## begin Extracted entries

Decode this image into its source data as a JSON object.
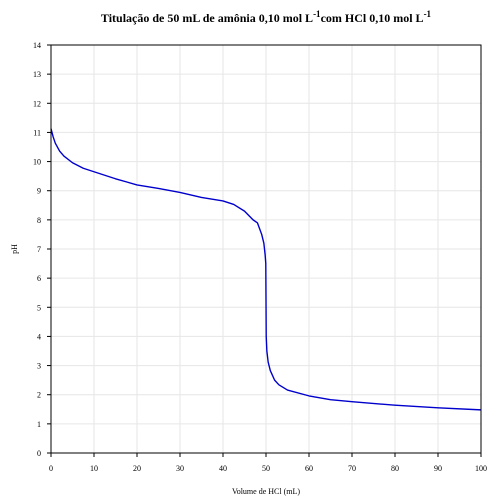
{
  "chart_data": {
    "type": "line",
    "title": {
      "main": "Titulação de 50 mL de amônia 0,10 mol L",
      "sup1": "-1",
      "middle": "com HCl 0,10 mol L",
      "sup2": "-1"
    },
    "xlabel": "Volume de HCl (mL)",
    "ylabel": "pH",
    "xlim": [
      0,
      100
    ],
    "ylim": [
      0,
      14
    ],
    "xticks": [
      "0",
      "10",
      "20",
      "30",
      "40",
      "50",
      "60",
      "70",
      "80",
      "90",
      "100"
    ],
    "yticks": [
      "0",
      "1",
      "2",
      "3",
      "4",
      "5",
      "6",
      "7",
      "8",
      "9",
      "10",
      "11",
      "12",
      "13",
      "14"
    ],
    "grid": true,
    "line_color": "#0000cc",
    "series": [
      {
        "x": [
          0,
          0.5,
          1,
          2,
          3,
          5,
          7.5,
          10,
          15,
          20,
          25,
          30,
          35,
          40,
          42.5,
          45,
          47,
          48,
          49,
          49.5,
          49.8,
          49.95,
          50,
          50.05,
          50.2,
          50.5,
          51,
          52,
          53,
          55,
          60,
          65,
          70,
          80,
          90,
          100
        ],
        "y": [
          11.13,
          10.85,
          10.63,
          10.36,
          10.19,
          9.96,
          9.77,
          9.65,
          9.41,
          9.2,
          9.08,
          8.94,
          8.77,
          8.65,
          8.53,
          8.3,
          8.0,
          7.9,
          7.5,
          7.2,
          6.8,
          6.5,
          5.28,
          4.0,
          3.5,
          3.12,
          2.83,
          2.5,
          2.34,
          2.16,
          1.96,
          1.83,
          1.76,
          1.64,
          1.55,
          1.48
        ]
      }
    ]
  }
}
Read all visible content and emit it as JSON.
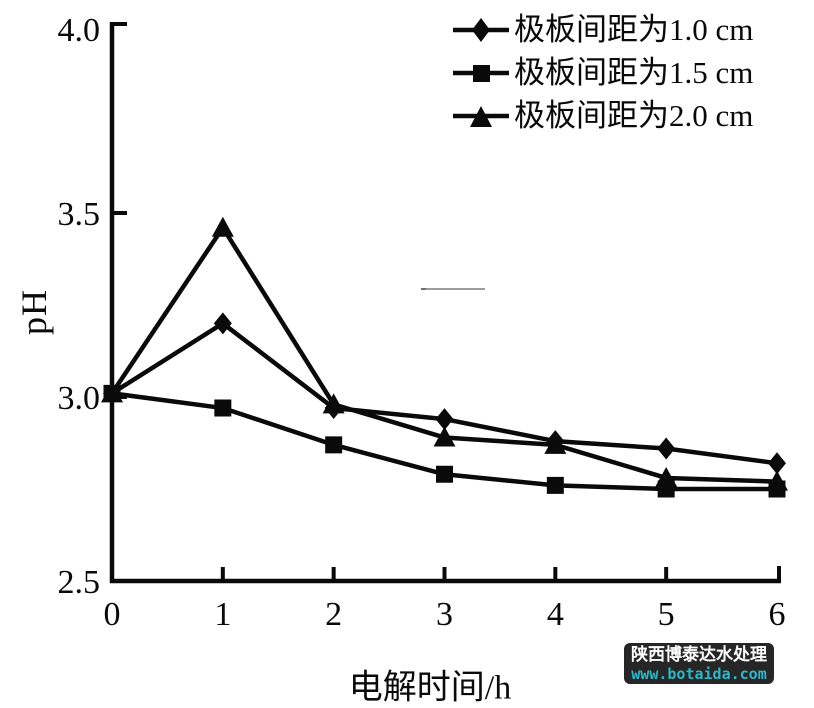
{
  "chart_data": {
    "type": "line",
    "x": [
      0,
      1,
      2,
      3,
      4,
      5,
      6
    ],
    "series": [
      {
        "name": "极板间距为1.0 cm",
        "marker": "diamond",
        "values": [
          3.01,
          3.2,
          2.97,
          2.94,
          2.88,
          2.86,
          2.82
        ]
      },
      {
        "name": "极板间距为1.5 cm",
        "marker": "square",
        "values": [
          3.01,
          2.97,
          2.87,
          2.79,
          2.76,
          2.75,
          2.75
        ]
      },
      {
        "name": "极板间距为2.0 cm",
        "marker": "triangle",
        "values": [
          3.01,
          3.46,
          2.98,
          2.89,
          2.87,
          2.78,
          2.77
        ]
      }
    ],
    "title": "",
    "xlabel": "电解时间/h",
    "ylabel": "pH",
    "xlim": [
      0,
      6
    ],
    "ylim": [
      2.5,
      4.0
    ],
    "x_tick_labels": [
      "0",
      "1",
      "2",
      "3",
      "4",
      "5",
      "6"
    ],
    "y_tick_labels": [
      "4.0",
      "3.5",
      "3.0",
      "2.5"
    ],
    "grid": false,
    "legend_position": "top-right",
    "line_color": "#0a0a0a"
  },
  "watermark": {
    "line1": "陕西博泰达水处理",
    "line2": "www.botaida.com",
    "bg_color": "#262626",
    "line1_color": "#ffffff",
    "line2_color": "#2bb9ca"
  }
}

## end Extracted entries

**What to do**
Give back the entries verbatim. Do not include any picture.

**Problem solution**
Decode this image into its source data as a JSON object.
{
  "chart_data": {
    "type": "line",
    "title": {
      "main": "Titulação de 50 mL de amônia 0,10 mol L",
      "sup1": "-1",
      "middle": "com HCl 0,10 mol L",
      "sup2": "-1"
    },
    "xlabel": "Volume de HCl (mL)",
    "ylabel": "pH",
    "xlim": [
      0,
      100
    ],
    "ylim": [
      0,
      14
    ],
    "xticks": [
      "0",
      "10",
      "20",
      "30",
      "40",
      "50",
      "60",
      "70",
      "80",
      "90",
      "100"
    ],
    "yticks": [
      "0",
      "1",
      "2",
      "3",
      "4",
      "5",
      "6",
      "7",
      "8",
      "9",
      "10",
      "11",
      "12",
      "13",
      "14"
    ],
    "grid": true,
    "line_color": "#0000cc",
    "series": [
      {
        "x": [
          0,
          0.5,
          1,
          2,
          3,
          5,
          7.5,
          10,
          15,
          20,
          25,
          30,
          35,
          40,
          42.5,
          45,
          47,
          48,
          49,
          49.5,
          49.8,
          49.95,
          50,
          50.05,
          50.2,
          50.5,
          51,
          52,
          53,
          55,
          60,
          65,
          70,
          80,
          90,
          100
        ],
        "y": [
          11.13,
          10.85,
          10.63,
          10.36,
          10.19,
          9.96,
          9.77,
          9.65,
          9.41,
          9.2,
          9.08,
          8.94,
          8.77,
          8.65,
          8.53,
          8.3,
          8.0,
          7.9,
          7.5,
          7.2,
          6.8,
          6.5,
          5.28,
          4.0,
          3.5,
          3.12,
          2.83,
          2.5,
          2.34,
          2.16,
          1.96,
          1.83,
          1.76,
          1.64,
          1.55,
          1.48
        ]
      }
    ]
  }
}
Read all visible content and emit it as JSON.
{
  "chart_data": {
    "type": "line",
    "x": [
      0,
      1,
      2,
      3,
      4,
      5,
      6
    ],
    "series": [
      {
        "name": "极板间距为1.0 cm",
        "marker": "diamond",
        "values": [
          3.01,
          3.2,
          2.97,
          2.94,
          2.88,
          2.86,
          2.82
        ]
      },
      {
        "name": "极板间距为1.5 cm",
        "marker": "square",
        "values": [
          3.01,
          2.97,
          2.87,
          2.79,
          2.76,
          2.75,
          2.75
        ]
      },
      {
        "name": "极板间距为2.0 cm",
        "marker": "triangle",
        "values": [
          3.01,
          3.46,
          2.98,
          2.89,
          2.87,
          2.78,
          2.77
        ]
      }
    ],
    "title": "",
    "xlabel": "电解时间/h",
    "ylabel": "pH",
    "xlim": [
      0,
      6
    ],
    "ylim": [
      2.5,
      4.0
    ],
    "x_tick_labels": [
      "0",
      "1",
      "2",
      "3",
      "4",
      "5",
      "6"
    ],
    "y_tick_labels": [
      "4.0",
      "3.5",
      "3.0",
      "2.5"
    ],
    "grid": false,
    "legend_position": "top-right",
    "line_color": "#0a0a0a"
  },
  "watermark": {
    "line1": "陕西博泰达水处理",
    "line2": "www.botaida.com",
    "bg_color": "#262626",
    "line1_color": "#ffffff",
    "line2_color": "#2bb9ca"
  }
}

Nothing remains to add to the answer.